- **Exercise instructions**
Can you print all of the lines below word for word, leaving out the pictures?

- **Information supplied**
========================================================================
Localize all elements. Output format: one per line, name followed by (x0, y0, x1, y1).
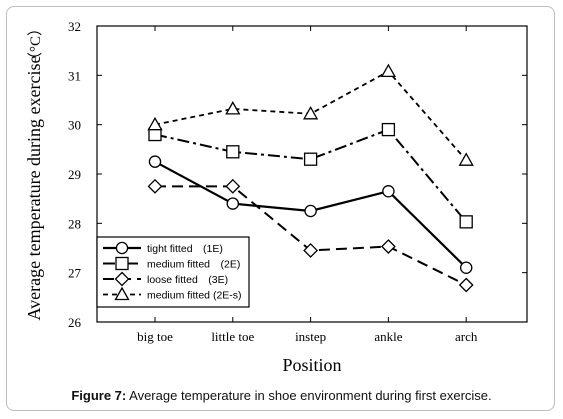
data-point-triangle (225, 101, 241, 115)
data-point-circle (382, 185, 395, 198)
caption-text: Average temperature in shoe environment … (129, 388, 492, 403)
y-tick-label: 28 (68, 216, 81, 231)
x-tick-label: little toe (211, 329, 254, 344)
legend-label: tight fitted (1E) (147, 243, 223, 255)
y-tick-label: 26 (68, 315, 82, 330)
y-tick-label: 27 (68, 266, 82, 281)
x-tick-label: big toe (137, 329, 173, 344)
data-point-triangle (147, 116, 163, 131)
data-point-square (459, 215, 473, 229)
legend-marker-circle (115, 241, 129, 255)
data-point-triangle (302, 105, 319, 120)
x-tick-label: ankle (374, 329, 402, 344)
data-point-square (303, 152, 318, 166)
data-point-diamond (458, 277, 474, 293)
y-tick-label: 29 (68, 167, 81, 182)
data-point-triangle (458, 152, 474, 166)
data-point-circle (459, 261, 473, 274)
data-point-circle (148, 155, 162, 168)
data-point-diamond (147, 178, 163, 194)
data-point-square (381, 122, 396, 137)
legend-marker-square (115, 256, 129, 271)
x-axis-title: Position (282, 355, 341, 375)
y-tick-label: 30 (68, 118, 81, 133)
y-axis-unit: （°C） (27, 21, 44, 67)
series-line-square (154, 128, 467, 223)
x-tick-label: instep (295, 329, 326, 344)
data-point-circle (226, 197, 240, 210)
data-point-diamond (303, 243, 319, 258)
data-point-circle (304, 204, 317, 218)
data-point-square (148, 127, 162, 142)
caption-label: Figure 7: (71, 388, 127, 403)
line-chart: 26 27 28 29 30 31 32 big toe little toe instep ank… (24, 19, 528, 375)
legend-label: medium fitted (2E-s) (147, 290, 242, 302)
data-point-triangle (380, 63, 397, 78)
x-tick-label: arch (455, 329, 478, 344)
y-tick-label: 31 (68, 68, 81, 83)
y-axis-title: Average temperature during exercise (24, 55, 44, 320)
y-tick-label: 32 (68, 19, 81, 34)
data-point-diamond (380, 239, 396, 254)
figure-caption: Figure 7: Average temperature in shoe en… (0, 388, 563, 403)
data-point-square (226, 145, 240, 159)
legend-label: loose fitted (3E) (147, 274, 228, 286)
legend-marker-triangle (114, 286, 130, 301)
legend-marker-diamond (114, 271, 130, 287)
data-point-diamond (225, 178, 241, 194)
legend-label: medium fitted (2E) (147, 259, 240, 271)
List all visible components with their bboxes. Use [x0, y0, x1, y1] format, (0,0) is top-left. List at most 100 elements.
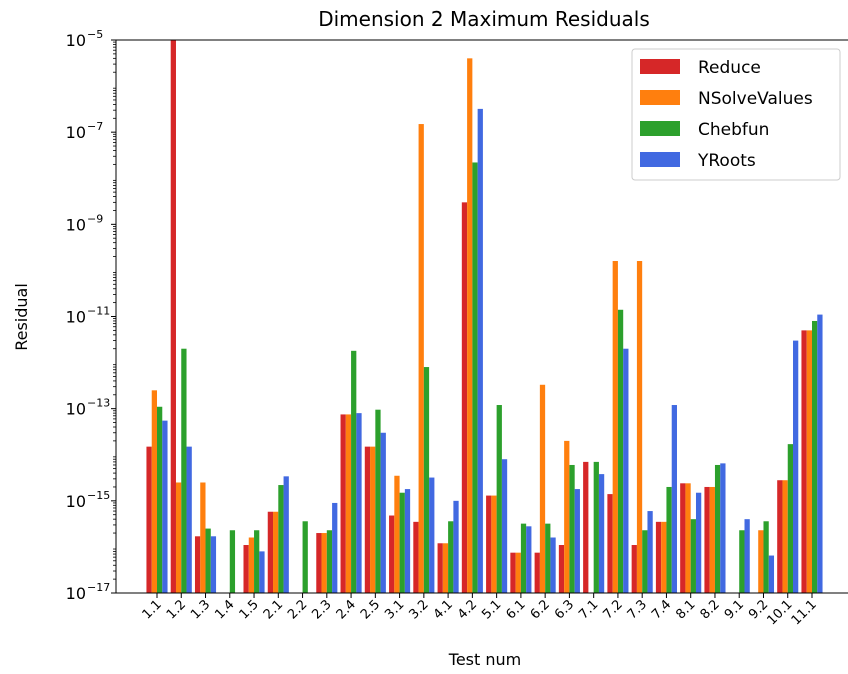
- bar: [661, 521, 667, 593]
- bar: [316, 533, 322, 593]
- bar: [170, 40, 176, 593]
- bar: [413, 521, 419, 593]
- bar: [793, 340, 799, 593]
- legend-label: NSolveValues: [698, 89, 813, 109]
- legend-swatch: [640, 121, 680, 136]
- bar: [501, 459, 508, 593]
- bar: [332, 502, 338, 593]
- y-tick-label: 10: [66, 308, 86, 327]
- x-tick-label: 6.3: [552, 597, 577, 622]
- bar: [720, 463, 726, 593]
- y-tick-exponent: −5: [87, 28, 103, 41]
- bar: [744, 519, 750, 593]
- bar: [607, 494, 613, 593]
- bar: [200, 482, 206, 593]
- bar: [151, 390, 157, 593]
- x-tick-label: 1.3: [188, 597, 213, 622]
- y-tick-exponent: −9: [87, 212, 103, 225]
- x-tick-label: 11.1: [789, 597, 820, 628]
- x-tick-label: 2.5: [358, 597, 383, 622]
- y-tick-exponent: −17: [87, 581, 110, 594]
- bar: [491, 495, 497, 593]
- legend-label: Reduce: [698, 58, 761, 78]
- x-tick-label: 3.2: [406, 597, 431, 622]
- x-tick-label: 3.1: [382, 597, 407, 622]
- x-tick-label: 1.4: [212, 597, 237, 622]
- bar: [162, 420, 168, 593]
- bar: [472, 162, 478, 593]
- legend-swatch: [640, 59, 680, 74]
- y-tick-exponent: −15: [87, 489, 110, 502]
- bar: [763, 521, 769, 593]
- y-tick-exponent: −13: [87, 397, 110, 410]
- bar: [806, 330, 812, 593]
- x-tick-label: 7.3: [625, 597, 650, 622]
- bar: [574, 489, 580, 593]
- bar: [539, 384, 546, 593]
- bar: [394, 475, 400, 593]
- bar: [695, 492, 702, 593]
- y-tick-exponent: −11: [87, 305, 110, 318]
- bar: [714, 464, 721, 593]
- bar: [593, 461, 599, 593]
- x-tick-label: 2.4: [334, 597, 359, 622]
- bar: [380, 432, 386, 593]
- x-tick-label: 9.1: [722, 597, 747, 622]
- bar: [453, 500, 459, 593]
- bar: [515, 552, 521, 593]
- bar: [181, 348, 187, 593]
- bar: [709, 486, 715, 593]
- bar: [550, 537, 556, 593]
- x-axis-label: Test num: [448, 650, 521, 669]
- bar: [777, 480, 783, 593]
- y-axis-label: Residual: [12, 283, 31, 351]
- x-tick-label: 2.3: [309, 597, 334, 622]
- bar: [254, 530, 260, 593]
- bar: [636, 261, 643, 593]
- x-tick-label: 6.2: [528, 597, 553, 622]
- bar: [186, 446, 192, 593]
- x-tick-label: 6.1: [503, 597, 528, 622]
- x-tick-label: 2.1: [261, 597, 286, 622]
- legend-label: YRoots: [697, 151, 756, 171]
- x-tick-label: 7.4: [649, 597, 674, 622]
- bar: [278, 485, 284, 593]
- bar: [467, 58, 473, 593]
- y-tick-label: 10: [66, 492, 86, 511]
- bar: [157, 406, 163, 593]
- bar: [486, 495, 492, 593]
- chart-title: Dimension 2 Maximum Residuals: [318, 7, 650, 31]
- bar: [146, 446, 152, 593]
- bar: [817, 314, 823, 593]
- bar: [229, 530, 236, 593]
- bar: [375, 409, 381, 593]
- bar: [356, 413, 362, 593]
- bar: [418, 124, 424, 594]
- bar: [782, 480, 788, 593]
- bar: [768, 555, 775, 593]
- legend-swatch: [640, 90, 680, 105]
- bar: [302, 521, 308, 593]
- bar: [631, 545, 637, 593]
- legend-swatch: [640, 152, 680, 167]
- bar: [647, 511, 653, 593]
- bar: [351, 350, 357, 593]
- bar: [526, 526, 532, 593]
- bar: [564, 440, 570, 593]
- bar: [545, 523, 551, 593]
- y-tick-label: 10: [66, 31, 86, 50]
- bar: [758, 530, 764, 593]
- bar: [448, 521, 454, 593]
- x-tick-label: 10.1: [764, 597, 795, 628]
- bar: [534, 552, 540, 593]
- bar: [612, 261, 618, 593]
- bar: [321, 533, 327, 593]
- y-tick-label: 10: [66, 123, 86, 142]
- bar: [461, 202, 468, 593]
- bar: [739, 530, 745, 593]
- bar: [243, 545, 249, 593]
- bar: [583, 461, 589, 593]
- bar: [666, 486, 672, 593]
- bar: [429, 477, 435, 593]
- bar: [569, 464, 575, 593]
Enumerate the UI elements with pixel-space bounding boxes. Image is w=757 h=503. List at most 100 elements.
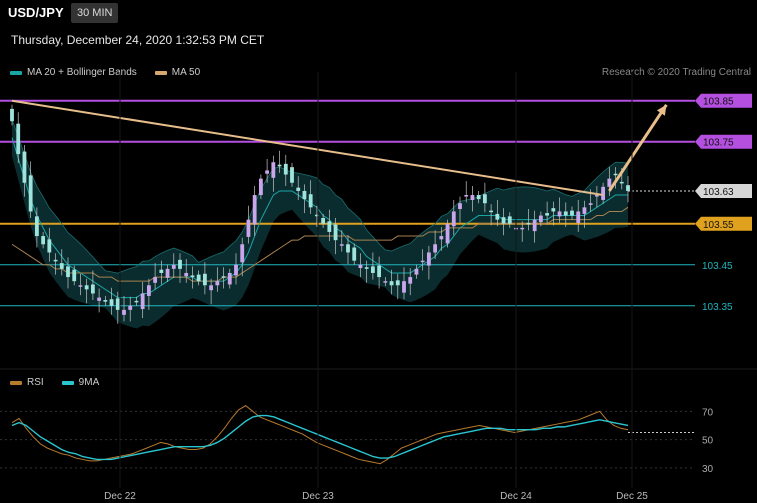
========================================================================
- **Written response**
Localize all elements. Output format: one per line, name followed by (x0, y0, x1, y1).
data-point-triangle (225, 101, 241, 115)
data-point-circle (382, 185, 395, 198)
caption-text: Average temperature in shoe environment … (129, 388, 492, 403)
y-tick-label: 28 (68, 216, 81, 231)
x-tick-label: little toe (211, 329, 254, 344)
legend-label: tight fitted (1E) (147, 243, 223, 255)
y-tick-label: 26 (68, 315, 82, 330)
y-tick-label: 27 (68, 266, 82, 281)
x-tick-label: big toe (137, 329, 173, 344)
data-point-triangle (147, 116, 163, 131)
data-point-square (459, 215, 473, 229)
legend-marker-circle (115, 241, 129, 255)
data-point-triangle (302, 105, 319, 120)
x-tick-label: ankle (374, 329, 402, 344)
data-point-square (303, 152, 318, 166)
data-point-diamond (458, 277, 474, 293)
y-tick-label: 29 (68, 167, 81, 182)
data-point-triangle (458, 152, 474, 166)
data-point-circle (459, 261, 473, 274)
data-point-circle (148, 155, 162, 168)
data-point-diamond (147, 178, 163, 194)
data-point-square (381, 122, 396, 137)
legend-marker-square (115, 256, 129, 271)
x-axis-title: Position (282, 355, 341, 375)
y-tick-label: 30 (68, 118, 81, 133)
y-axis-unit: （°C） (27, 21, 44, 67)
series-line-square (154, 128, 467, 223)
x-tick-label: instep (295, 329, 326, 344)
data-point-circle (226, 197, 240, 210)
data-point-diamond (303, 243, 319, 258)
data-point-circle (304, 204, 317, 218)
data-point-square (148, 127, 162, 142)
caption-label: Figure 7: (71, 388, 127, 403)
line-chart: 26 27 28 29 30 31 32 big toe little toe instep ank… (24, 19, 528, 375)
legend-label: medium fitted (2E-s) (147, 290, 242, 302)
data-point-triangle (380, 63, 397, 78)
x-tick-label: arch (455, 329, 478, 344)
y-tick-label: 31 (68, 68, 81, 83)
y-axis-title: Average temperature during exercise (24, 55, 44, 320)
y-tick-label: 32 (68, 19, 81, 34)
data-point-diamond (380, 239, 396, 254)
figure-caption: Figure 7: Average temperature in shoe en… (0, 388, 563, 403)
data-point-square (226, 145, 240, 159)
legend-label: loose fitted (3E) (147, 274, 228, 286)
legend-marker-triangle (114, 286, 130, 301)
legend-marker-diamond (114, 271, 130, 287)
data-point-diamond (225, 178, 241, 194)
legend-label: medium fitted (2E) (147, 259, 240, 271)
List all visible components with their bboxes. Use [x0, y0, x1, y1] format, (0,0) is top-left. List at most 100 elements.
- bar: [661, 521, 667, 593]
- bar: [316, 533, 322, 593]
- bar: [170, 40, 176, 593]
- bar: [413, 521, 419, 593]
- bar: [793, 340, 799, 593]
- legend-label: NSolveValues: [698, 89, 813, 109]
- legend-swatch: [640, 121, 680, 136]
- bar: [501, 459, 508, 593]
- bar: [332, 502, 338, 593]
- y-tick-label: 10: [66, 308, 86, 327]
- x-tick-label: 6.3: [552, 597, 577, 622]
- bar: [720, 463, 726, 593]
- y-tick-exponent: −5: [87, 28, 103, 41]
- bar: [744, 519, 750, 593]
- bar: [607, 494, 613, 593]
- bar: [200, 482, 206, 593]
- bar: [151, 390, 157, 593]
- x-tick-label: 1.3: [188, 597, 213, 622]
- y-tick-exponent: −9: [87, 212, 103, 225]
- x-tick-label: 11.1: [789, 597, 820, 628]
- x-tick-label: 2.5: [358, 597, 383, 622]
- y-tick-exponent: −17: [87, 581, 110, 594]
- bar: [491, 495, 497, 593]
- legend-label: Reduce: [698, 58, 761, 78]
- x-tick-label: 3.2: [406, 597, 431, 622]
- x-tick-label: 3.1: [382, 597, 407, 622]
- x-tick-label: 1.4: [212, 597, 237, 622]
- bar: [162, 420, 168, 593]
- bar: [472, 162, 478, 593]
- legend-swatch: [640, 59, 680, 74]
- y-tick-exponent: −15: [87, 489, 110, 502]
- bar: [763, 521, 769, 593]
- y-tick-exponent: −13: [87, 397, 110, 410]
- bar: [806, 330, 812, 593]
- x-tick-label: 7.3: [625, 597, 650, 622]
- bar: [574, 489, 580, 593]
- bar: [539, 384, 546, 593]
- bar: [394, 475, 400, 593]
- bar: [695, 492, 702, 593]
- y-tick-exponent: −11: [87, 305, 110, 318]
- bar: [714, 464, 721, 593]
- bar: [593, 461, 599, 593]
- x-tick-label: 2.4: [334, 597, 359, 622]
- bar: [380, 432, 386, 593]
- x-tick-label: 9.1: [722, 597, 747, 622]
- bar: [453, 500, 459, 593]
- bar: [515, 552, 521, 593]
- bar: [181, 348, 187, 593]
- bar: [709, 486, 715, 593]
- bar: [550, 537, 556, 593]
- x-axis-label: Test num: [448, 650, 521, 669]
- bar: [777, 480, 783, 593]
- y-axis-label: Residual: [12, 283, 31, 351]
- x-tick-label: 2.3: [309, 597, 334, 622]
- bar: [254, 530, 260, 593]
- bar: [636, 261, 643, 593]
- x-tick-label: 6.2: [528, 597, 553, 622]
- bar: [186, 446, 192, 593]
- x-tick-label: 6.1: [503, 597, 528, 622]
- x-tick-label: 2.1: [261, 597, 286, 622]
- legend-label: YRoots: [697, 151, 756, 171]
- x-tick-label: 7.4: [649, 597, 674, 622]
- bar: [278, 485, 284, 593]
- bar: [467, 58, 473, 593]
- y-tick-label: 10: [66, 492, 86, 511]
- bar: [157, 406, 163, 593]
- bar: [486, 495, 492, 593]
- chart-title: Dimension 2 Maximum Residuals: [318, 7, 650, 31]
- bar: [146, 446, 152, 593]
- bar: [817, 314, 823, 593]
- bar: [229, 530, 236, 593]
- bar: [375, 409, 381, 593]
- bar: [356, 413, 362, 593]
- bar: [418, 124, 424, 594]
- bar: [782, 480, 788, 593]
- bar: [768, 555, 775, 593]
- legend-swatch: [640, 90, 680, 105]
- bar: [302, 521, 308, 593]
- bar: [631, 545, 637, 593]
- legend-swatch: [640, 152, 680, 167]
- bar: [647, 511, 653, 593]
- bar: [351, 350, 357, 593]
- bar: [526, 526, 532, 593]
- bar: [564, 440, 570, 593]
- bar: [545, 523, 551, 593]
- y-tick-label: 10: [66, 31, 86, 50]
- bar: [758, 530, 764, 593]
- bar: [448, 521, 454, 593]
- x-tick-label: 10.1: [764, 597, 795, 628]
- bar: [534, 552, 540, 593]
- bar: [612, 261, 618, 593]
- bar: [321, 533, 327, 593]
- y-tick-label: 10: [66, 123, 86, 142]
- bar: [461, 202, 468, 593]
- bar: [739, 530, 745, 593]
- bar: [243, 545, 249, 593]
- bar: [583, 461, 589, 593]
- bar: [666, 486, 672, 593]
- bar: [429, 477, 435, 593]
- bar: [569, 464, 575, 593]
Enumerate the UI elements with pixel-space bounding boxes. Image is w=757 h=503. List at most 100 elements.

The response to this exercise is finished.